Also binary modules (such as the nvidia kernel module) are not compatible with the following kernel options:-

1. REGPARAM - passing parameters in registers

2. 4K STACK_FRAME.

Either or both will stop the nVidia module from working.

----------

## Skain

it is in my autoload.d file and modprobe invidia just gives the same error message, which is exactly...

modprobe nvidia

FATAL: Error inserting nvidia (/lib/modules/2.6.7-rc1/video/nvidia.o):invalid module format

It used to give me the same message except with .ko, but i copied the file with just .o to see if that made a difference, but it still gives the same messageLast edited by Skain on Thu May 27, 2004 4:38 pm; edited 1 time in total

----------

## moocha

That won't help Skain. It's usually using the old 4xxx drivers that cause this problem. The latest ones (5336) work without a hitch.

----------

## moocha

 *Skain wrote:*   

> modprobe invidia just gives the same error message, which is exactly...

Material
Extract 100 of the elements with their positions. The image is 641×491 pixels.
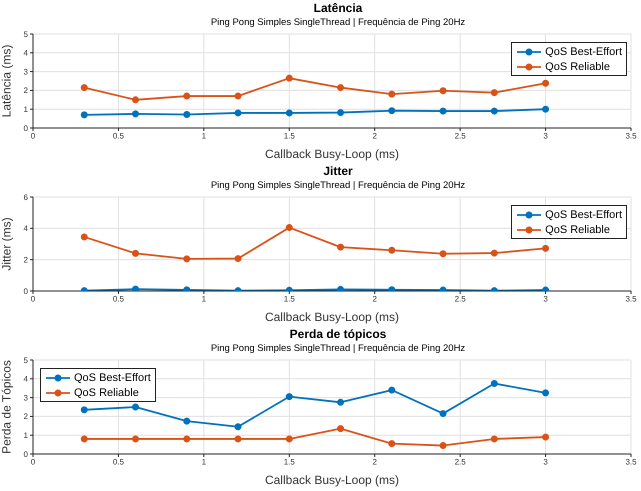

Exercise set
a – Please repeat the nvidia module thread word for word between "Also binary modules" and "2. 4K STACK_FRAME.", inclusive.
b – In the nvidia module thread, shorten the paragraph beginning "That won't help Skain" while keeping its main facts.
c – Extend the forum thread about the nvidia kernel module from where it stops.

Exercise results
a –
Also binary modules (such as the nvidia kernel module) are not compatible with the following kernel options:-

1. REGPARAM - passing parameters in registers

2. 4K STACK_FRAME.

b – That won't help, Skain. The old 4xxx drivers usually cause this problem, while the latest ones (5336) work without a hitch.

c –
> 
> modprobe nvidia
> 
> FATAL: Error inserting nvidia (/lib/modules/2.6.7-rc1/video/nvidia.o):invalid module format

 

Have you even bothered to read the links I posted? Why do you ask for help if you don't take advantage of the help people offer?

----------

## Skain

oops, didnt see those, sorry

----------

## NeddySeagoon

Skain,

You have a module for a 2.4 kernel there *Quote:*   

> nvidia.o

 

It won.t work in a 2.6 kernel.

Do an emerge sync, then rebuild the nvidia modules.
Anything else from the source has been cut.